**DATA SECTION:**
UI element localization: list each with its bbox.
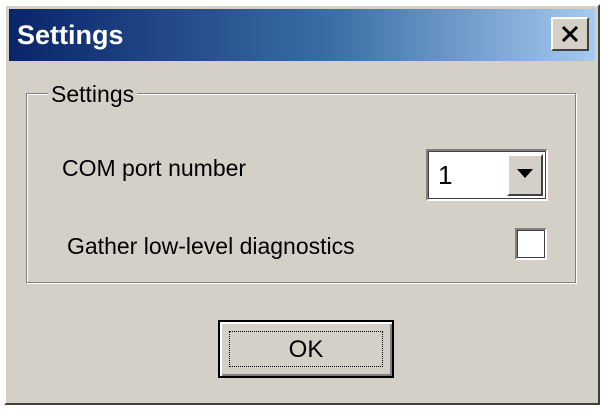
ok-focus-rect: OK [229, 331, 383, 367]
com-port-value: 1 [438, 160, 453, 190]
chevron-down-icon [517, 169, 533, 178]
groupbox-legend: Settings [48, 81, 138, 107]
com-port-dropdown-button[interactable] [507, 154, 543, 196]
close-icon [561, 25, 579, 43]
close-button[interactable] [551, 17, 589, 51]
ok-button[interactable]: OK [218, 320, 394, 378]
ok-button-label: OK [288, 336, 324, 363]
com-port-select[interactable]: 1 [426, 149, 548, 201]
com-port-label: COM port number [62, 155, 247, 181]
diagnostics-checkbox[interactable] [515, 228, 547, 260]
window-title: Settings [17, 20, 124, 50]
title-bar[interactable]: Settings [9, 9, 595, 61]
diagnostics-label: Gather low-level diagnostics [67, 233, 355, 259]
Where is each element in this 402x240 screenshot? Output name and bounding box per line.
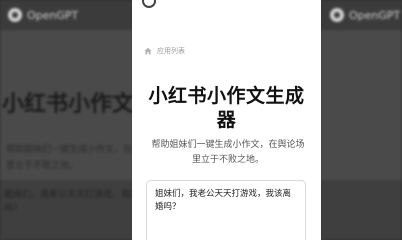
breadcrumb-link[interactable]: 应用列表 xyxy=(157,46,185,56)
page-description: 帮助姐妹们一键生成小作文，在舆论场里立于不败之地。 xyxy=(151,140,305,165)
blurred-brand: OpenGPT xyxy=(330,8,400,22)
app-card: 应用列表 小红书小作文生成 器 帮助姐妹们一键生成小作文，在舆论场里立于不败之地… xyxy=(132,0,321,240)
logo-icon xyxy=(8,8,22,22)
page-title: 小红书小作文生成 器 xyxy=(148,85,305,131)
blurred-background-right: OpenGPT xyxy=(320,0,402,240)
blurred-brand-name: OpenGPT xyxy=(27,8,79,22)
breadcrumb[interactable]: 应用列表 xyxy=(144,46,185,56)
home-icon[interactable] xyxy=(144,47,152,55)
top-logo-icon xyxy=(142,0,156,8)
blurred-brand-name: OpenGPT xyxy=(349,8,401,22)
logo-icon xyxy=(330,8,344,22)
prompt-input[interactable]: 姐妹们，我老公天天打游戏，我该离婚吗？ xyxy=(146,180,306,240)
blurred-brand: OpenGPT xyxy=(8,8,78,22)
blurred-input-box xyxy=(320,180,402,240)
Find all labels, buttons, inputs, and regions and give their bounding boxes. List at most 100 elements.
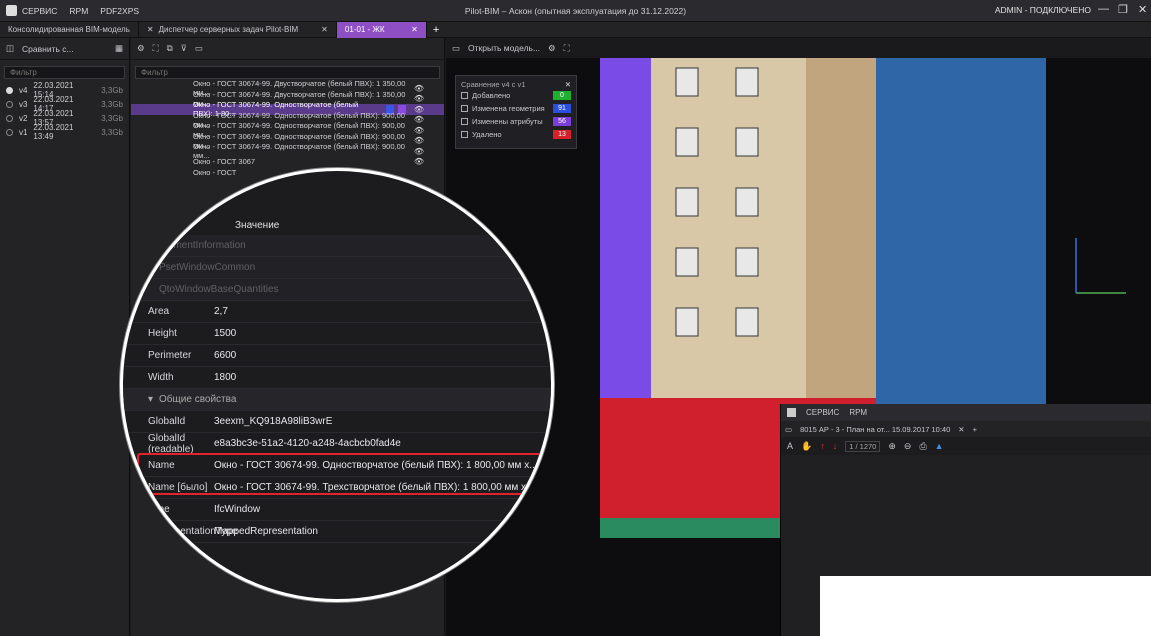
close-icon[interactable]: ✕ bbox=[1138, 3, 1147, 16]
add-tab-button[interactable]: + bbox=[427, 24, 445, 36]
property-row: GlobalId (readable) e8a3bc3e-51a2-4120-a2… bbox=[123, 432, 551, 455]
close-icon[interactable]: ✕ bbox=[565, 80, 571, 89]
tab-zhk[interactable]: 01-01 - ЖК ✕ bbox=[336, 21, 427, 38]
version-size: 3,3Gb bbox=[101, 85, 123, 95]
elements-filter-input[interactable]: Фильтр bbox=[135, 66, 440, 79]
eye-icon[interactable]: 👁 bbox=[414, 94, 424, 103]
tree-icon[interactable]: ⧉ bbox=[167, 43, 173, 54]
up-arrow-icon[interactable]: ↑ bbox=[820, 441, 825, 451]
value-column-header: Значение bbox=[235, 220, 280, 231]
section-pset-window-common[interactable]: PsetWindowCommon bbox=[123, 257, 551, 279]
comparison-legend: Сравнение v4 с v1 ✕ Добавлено 0 Изменена г… bbox=[455, 75, 577, 149]
legend-item-geometry[interactable]: Изменена геометрия 91 bbox=[461, 102, 571, 115]
eye-icon[interactable]: 👁 bbox=[414, 147, 424, 156]
property-row: Perimeter 6600 bbox=[123, 345, 551, 367]
radio-icon[interactable] bbox=[6, 100, 13, 108]
legend-header: Сравнение v4 с v1 ✕ bbox=[461, 80, 571, 89]
tab-label: 8015 АР - 3 - План на от... 15.09.2017 1… bbox=[800, 424, 951, 434]
tab-task-dispatcher[interactable]: ✕ Диспетчер серверных задач Pilot-BIM ✕ bbox=[139, 21, 337, 38]
menu-item-service[interactable]: СЕРВИС bbox=[22, 6, 57, 16]
checkbox[interactable] bbox=[461, 131, 468, 138]
checkbox[interactable] bbox=[461, 118, 468, 125]
down-arrow-icon[interactable]: ↓ bbox=[833, 441, 838, 451]
hand-icon[interactable]: ✋ bbox=[801, 441, 812, 452]
radio-icon[interactable] bbox=[6, 114, 13, 122]
property-value: 6600 bbox=[214, 350, 237, 361]
settings-icon[interactable]: ⚙ bbox=[137, 43, 145, 54]
compare-icon[interactable]: ◫ bbox=[6, 43, 14, 54]
list-item[interactable]: Окно - ГОСТ 30674-99. Одностворчатое (бе… bbox=[131, 142, 444, 160]
checkbox[interactable] bbox=[461, 105, 468, 112]
property-key: Perimeter bbox=[148, 350, 192, 361]
version-size: 3,3Gb bbox=[101, 127, 123, 137]
gear-icon[interactable]: ⚙ bbox=[548, 43, 556, 54]
tab-bim-model[interactable]: Консолидированная BIM-модель bbox=[0, 21, 139, 38]
frame-icon[interactable]: ⛶ bbox=[564, 43, 570, 54]
compare-button[interactable]: Сравнить с... bbox=[22, 44, 74, 54]
section-common-properties[interactable]: ▾ Общие свойства bbox=[123, 389, 551, 411]
user-status[interactable]: ADMIN - ПОДКЛЮЧЕНО bbox=[995, 5, 1091, 15]
close-icon[interactable]: ✕ bbox=[147, 25, 154, 34]
legend-count: 0 bbox=[553, 91, 571, 100]
radio-icon[interactable] bbox=[6, 86, 13, 94]
section-qto-window[interactable]: QtoWindowBaseQuantities bbox=[123, 279, 551, 301]
minimize-icon[interactable]: — bbox=[1098, 3, 1109, 15]
print-icon[interactable]: ⎙ bbox=[919, 441, 926, 452]
frame-icon[interactable]: ⛶ bbox=[153, 43, 159, 54]
add-tab-button[interactable]: + bbox=[973, 425, 977, 434]
legend-count: 56 bbox=[553, 117, 571, 126]
zoom-in-icon[interactable]: ⊕ bbox=[888, 441, 896, 452]
legend-count: 13 bbox=[553, 130, 571, 139]
version-list: v4 22.03.2021 15:14 3,3Gb v3 22.03.2021 14:… bbox=[0, 81, 129, 141]
menu-item-pdf2xps[interactable]: PDF2XPS bbox=[100, 6, 139, 16]
legend-title: Сравнение v4 с v1 bbox=[461, 80, 526, 89]
eye-icon[interactable]: 👁 bbox=[414, 105, 424, 114]
menu-item-rpm[interactable]: RPM bbox=[69, 6, 88, 16]
section-element-information[interactable]: ElementInformation bbox=[123, 235, 551, 257]
legend-label: Добавлено bbox=[472, 91, 511, 100]
eye-icon[interactable]: 👁 bbox=[414, 84, 424, 93]
legend-item-attributes[interactable]: Изменены атрибуты 56 bbox=[461, 115, 571, 128]
close-icon[interactable]: ✕ bbox=[958, 425, 964, 434]
property-value: 1800 bbox=[214, 372, 237, 383]
legend-item-added[interactable]: Добавлено 0 bbox=[461, 89, 571, 102]
properties-magnifier: Значение ElementInformation PsetWindowCo… bbox=[120, 168, 554, 602]
inset-menu: СЕРВИС RPM bbox=[781, 404, 1151, 421]
close-icon[interactable]: ✕ bbox=[321, 25, 328, 34]
versions-filter-input[interactable]: Фильтр bbox=[4, 66, 125, 79]
property-value: e8a3bc3e-51a2-4120-a248-4acbcb0fad4e bbox=[214, 438, 401, 449]
view-icon[interactable]: ▭ bbox=[195, 43, 203, 54]
legend-item-deleted[interactable]: Удалено 13 bbox=[461, 128, 571, 141]
eye-icon[interactable]: 👁 bbox=[414, 115, 424, 124]
menu-item-service[interactable]: СЕРВИС bbox=[806, 408, 839, 417]
document-icon: ▭ bbox=[785, 424, 793, 434]
eye-icon[interactable]: 👁 bbox=[414, 136, 424, 145]
text-icon[interactable]: A bbox=[787, 441, 793, 451]
zoom-out-icon[interactable]: ⊖ bbox=[904, 441, 912, 452]
version-row[interactable]: v1 22.03.2021 13:49 3,3Gb bbox=[0, 123, 129, 141]
grid-icon[interactable]: ▦ bbox=[115, 43, 123, 54]
inset-tab[interactable]: ▭ 8015 АР - 3 - План на от... 15.09.2017 … bbox=[781, 421, 1151, 437]
inset-toolbar: A ✋ ↑ ↓ 1 / 1270 ⊕ ⊖ ⎙ ▲ bbox=[781, 437, 1151, 455]
element-name: Окно - ГОСТ bbox=[193, 167, 237, 177]
radio-icon[interactable] bbox=[6, 128, 13, 136]
maximize-icon[interactable]: ❐ bbox=[1118, 3, 1128, 16]
property-key: RepresentationType bbox=[148, 526, 238, 537]
version-size: 3,3Gb bbox=[101, 99, 123, 109]
legend-count: 91 bbox=[553, 104, 571, 113]
viewer-toolbar: ▭ Открыть модель... ⚙ ⛶ bbox=[446, 38, 1151, 58]
property-key: GlobalId (readable) bbox=[148, 432, 194, 455]
open-model-icon[interactable]: ▭ bbox=[452, 43, 460, 54]
property-row: Area 2,7 bbox=[123, 301, 551, 323]
filter-icon[interactable]: ⊽ bbox=[181, 43, 187, 54]
page-input[interactable]: 1 / 1270 bbox=[845, 440, 881, 452]
close-icon[interactable]: ✕ bbox=[411, 25, 418, 34]
open-model-button[interactable]: Открыть модель... bbox=[468, 43, 540, 53]
pointer-icon[interactable]: ▲ bbox=[935, 441, 944, 451]
checkbox[interactable] bbox=[461, 92, 468, 99]
app-logo bbox=[787, 408, 796, 417]
eye-icon[interactable]: 👁 bbox=[414, 157, 424, 166]
eye-icon[interactable]: 👁 bbox=[414, 126, 424, 135]
menu-item-rpm[interactable]: RPM bbox=[849, 408, 867, 417]
version-size: 3,3Gb bbox=[101, 113, 123, 123]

**REQUIRED TASK:**
Locate every line in the items above that contains the string "title", matching case exactly, and copy each such line in full.

**FULL OUTPUT:**
window-title: Settings [17, 20, 124, 50]
title-bar[interactable]: Settings [9, 9, 595, 61]
page-title: 小红书小作文生成 器 xyxy=(148,85,305,131)
legend-title: Сравнение v4 с v1 bbox=[461, 80, 526, 89]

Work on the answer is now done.